Prêts à d’autres participants

[39]        Mme Mazo a prêté d’importantes sommes d’argent provenant de son compte de BIMIC à d’autres participants pour permettre à ces participants d’adhérer aux pyramides. Mme Mazo a très clairement indiqué qu’aucun de ces prêts n’avait été octroyé pour permettre à un participant d’adhérer à l’une des pyramides de Mme Mazo. Mme Mazo a témoigné que la plupart des prêts n’ont jamais été remboursés. Elle soutient qu’elle a le droit de déduire ces prêts garantis de son revenu d’entreprise provenant du système. Je ne suis pas d’accord.

[40]        Une fois que les fonds étaient arrivés sur le compte BIMIC de Mme Mazo, elle avait un contrôle complet sur eux. Son choix de les prêter n’avait rien à voir avec son entreprise. Comme indiqué ci-dessus, elle n’a pas prêté de fonds aux personnes qui adhéraient à ses pyramides et n’a donc pas eu l’occasion de réaliser des profits en accordant des prêts. En fait, ses prêts ont aidé d’autres participants à gagner un revenu dans leurs propres pyramides. Mme Mazo n’a présenté aucun élément de preuve indiquant qu’elle exploitait une entreprise de prêt d’argent. Son prêt de fonds plutôt flou indique le contraire. Mme Mazo n’a pas indiqué que les prêts portaient intérêt.

[41]        Compte tenu de tout ce qui précède, je conclus que Mme Mazo n’a pas le droit de déduire ses pertes sur prêts de son revenu d’entreprise.

Autres dépenses

[42]        Même si Mme Mazo a prétendu avoir engagé diverses dépenses pour recruter d’autres participants, elle n’a fourni ni preuve documentaire de ces dépenses ni aucun détail sur le montant qu’elle avait dépensé chaque année et pour quoi. Par conséquent, je ne peux pas autoriser ses déductions pour les dépenses qu’elle aurait engagées.

------

◆ Problèmes à résoudre
1: Quels numéros de paragraphe figurent dans le texte sur les déductions de Mme Mazo ? Donnez-les tous.
2: Poursuivez le texte sur les déductions de Mme Mazo à partir de sa dernière phrase.
Les données n'ont pas à être consultées.

◆ Extrait source

------

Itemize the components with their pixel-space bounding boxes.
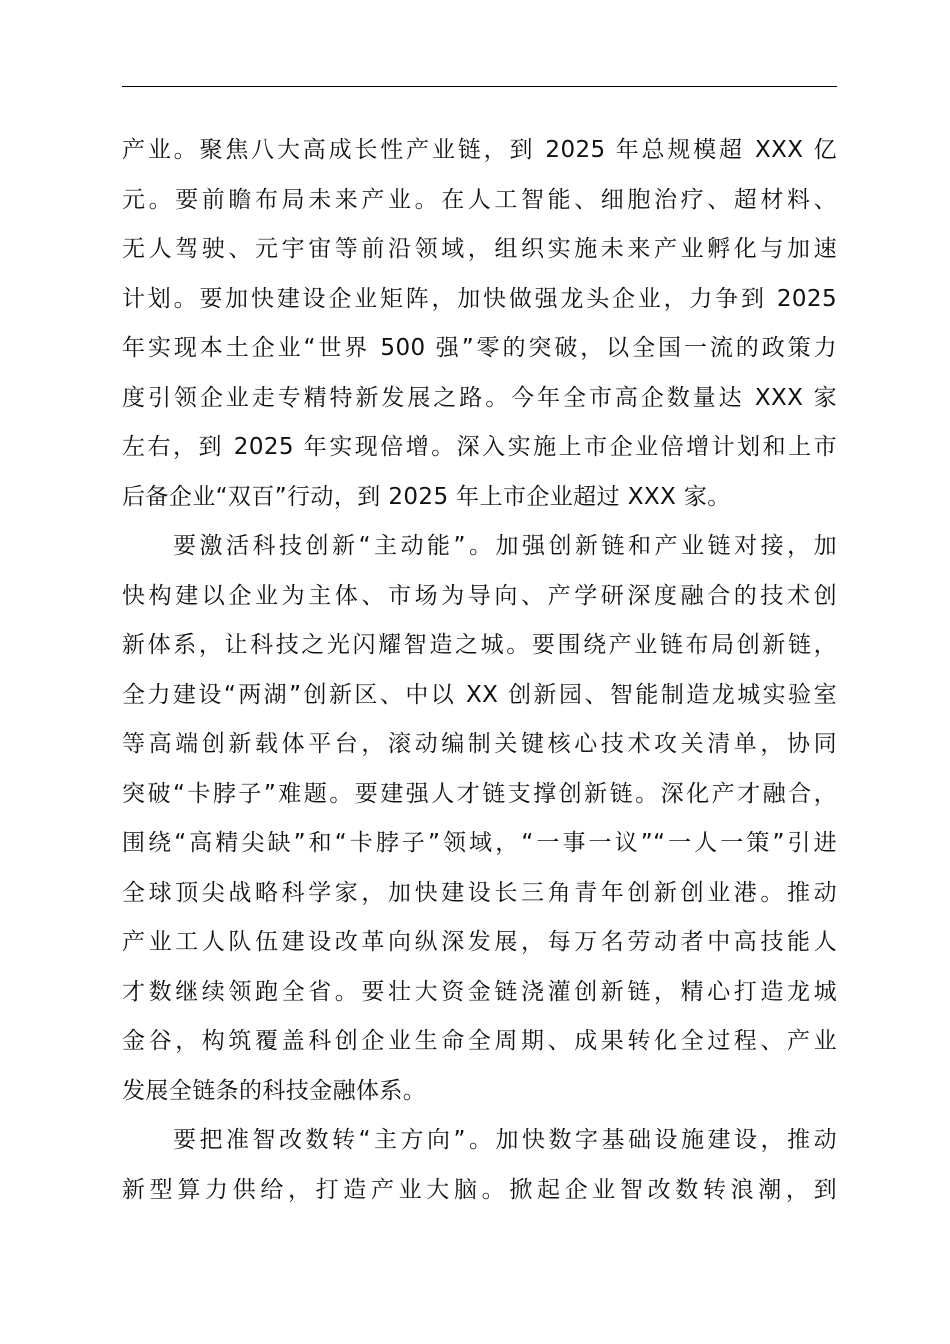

------

◆ Réponses aux problèmes
1: [39], [40], [41], [42]

2:
[43]        Je conclus qu’il y a quelques éléments provenant du compte de BIMIC de Mme Mazo qui semblent avoir été des dépenses d’entreprise payées à BIMIC. Un examen rapide de ces éléments indique que leur déduction a déjà été autorisée par les appels de l’ARC.[16]

III. Revenu non déclaré

[44]        Compte tenu de tout ce qui précède, je conclus que Mme Mazo avait un revenu d’entreprise non déclaré provenant du système pour les années suivantes :

 

2007

2008

2009

Revenu d’entreprise (nouvelle cotisation)

13 893 $

74 619 $

3 025 $

Coût d’adhésion

(6 000 $)

(27 000 $)

--

Revenu d’entreprise ajusté

7 893 $

47 619 $

3 025 $

 

[45]        Mme Mazo a mentionné qu’elle avait déclaré son revenu tiré de BIMIC dans ses déclarations. Cependant, elle n’a pas été capable de se rappeler de la manière dont elle a calculé ce revenu ou la façon dont il a été déclaré. Elle n’avait aucune preuve documentaire à l’appui de son affirmation.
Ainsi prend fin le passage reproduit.